## The task
Without skipping anything, write out each record below exactly.

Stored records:
________________________
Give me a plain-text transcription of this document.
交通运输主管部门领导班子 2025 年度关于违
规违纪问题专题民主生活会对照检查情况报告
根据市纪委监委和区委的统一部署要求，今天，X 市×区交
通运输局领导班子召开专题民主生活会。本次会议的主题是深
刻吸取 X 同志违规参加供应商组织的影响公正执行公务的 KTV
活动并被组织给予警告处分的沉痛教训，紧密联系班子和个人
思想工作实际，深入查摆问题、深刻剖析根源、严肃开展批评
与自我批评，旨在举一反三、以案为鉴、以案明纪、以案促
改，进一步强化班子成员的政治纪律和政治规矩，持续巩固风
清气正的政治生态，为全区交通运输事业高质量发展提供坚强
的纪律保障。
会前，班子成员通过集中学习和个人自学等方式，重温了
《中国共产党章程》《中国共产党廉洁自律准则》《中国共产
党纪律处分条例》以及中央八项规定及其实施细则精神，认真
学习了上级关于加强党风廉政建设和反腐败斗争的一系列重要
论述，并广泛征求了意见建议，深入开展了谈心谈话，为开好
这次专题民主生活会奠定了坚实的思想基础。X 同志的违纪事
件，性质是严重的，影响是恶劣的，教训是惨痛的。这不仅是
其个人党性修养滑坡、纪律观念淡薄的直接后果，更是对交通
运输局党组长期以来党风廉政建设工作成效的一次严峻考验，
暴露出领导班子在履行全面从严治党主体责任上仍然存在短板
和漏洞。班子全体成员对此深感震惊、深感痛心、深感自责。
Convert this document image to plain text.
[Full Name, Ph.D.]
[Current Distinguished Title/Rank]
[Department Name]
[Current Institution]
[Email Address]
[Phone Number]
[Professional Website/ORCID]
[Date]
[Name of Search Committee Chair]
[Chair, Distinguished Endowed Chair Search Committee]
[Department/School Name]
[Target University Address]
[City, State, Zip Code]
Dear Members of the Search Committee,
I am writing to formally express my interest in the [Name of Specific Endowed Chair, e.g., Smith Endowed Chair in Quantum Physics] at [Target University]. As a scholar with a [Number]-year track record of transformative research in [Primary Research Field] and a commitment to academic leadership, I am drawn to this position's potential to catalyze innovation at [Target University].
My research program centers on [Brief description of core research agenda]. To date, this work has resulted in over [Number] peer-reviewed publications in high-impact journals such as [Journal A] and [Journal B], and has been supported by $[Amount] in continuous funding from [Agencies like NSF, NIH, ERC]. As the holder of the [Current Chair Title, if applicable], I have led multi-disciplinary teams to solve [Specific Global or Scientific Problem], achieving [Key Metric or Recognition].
________________________
## Output
Give me a plain-text transcription of this document.
交通运输主管部门领导班子 2025 年度关于违
规违纪问题专题民主生活会对照检查情况报告
根据市纪委监委和区委的统一部署要求，今天，X 市×区交
通运输局领导班子召开专题民主生活会。本次会议的主题是深
刻吸取 X 同志违规参加供应商组织的影响公正执行公务的 KTV
活动并被组织给予警告处分的沉痛教训，紧密联系班子和个人
思想工作实际，深入查摆问题、深刻剖析根源、严肃开展批评
与自我批评，旨在举一反三、以案为鉴、以案明纪、以案促
改，进一步强化班子成员的政治纪律和政治规矩，持续巩固风
清气正的政治生态，为全区交通运输事业高质量发展提供坚强
的纪律保障。
会前，班子成员通过集中学习和个人自学等方式，重温了
《中国共产党章程》《中国共产党廉洁自律准则》《中国共产
党纪律处分条例》以及中央八项规定及其实施细则精神，认真
学习了上级关于加强党风廉政建设和反腐败斗争的一系列重要
论述，并广泛征求了意见建议，深入开展了谈心谈话，为开好
这次专题民主生活会奠定了坚实的思想基础。X 同志的违纪事
件，性质是严重的，影响是恶劣的，教训是惨痛的。这不仅是
其个人党性修养滑坡、纪律观念淡薄的直接后果，更是对交通
运输局党组长期以来党风廉政建设工作成效的一次严峻考验，
暴露出领导班子在履行全面从严治党主体责任上仍然存在短板
和漏洞。班子全体成员对此深感震惊、深感痛心、深感自责。
Convert this document image to plain text.
[Full Name, Ph.D.]
[Current Distinguished Title/Rank]
[Department Name]
[Current Institution]
[Email Address]
[Phone Number]
[Professional Website/ORCID]
[Date]
[Name of Search Committee Chair]
[Chair, Distinguished Endowed Chair Search Committee]
[Department/School Name]
[Target University Address]
[City, State, Zip Code]
Dear Members of the Search Committee,
I am writing to formally express my interest in the [Name of Specific Endowed Chair, e.g., Smith Endowed Chair in Quantum Physics] at [Target University]. As a scholar with a [Number]-year track record of transformative research in [Primary Research Field] and a commitment to academic leadership, I am drawn to this position's potential to catalyze innovation at [Target University].
My research program centers on [Brief description of core research agenda]. To date, this work has resulted in over [Number] peer-reviewed publications in high-impact journals such as [Journal A] and [Journal B], and has been supported by $[Amount] in continuous funding from [Agencies like NSF, NIH, ERC]. As the holder of the [Current Chair Title, if applicable], I have led multi-disciplinary teams to solve [Specific Global or Scientific Problem], achieving [Key Metric or Recognition].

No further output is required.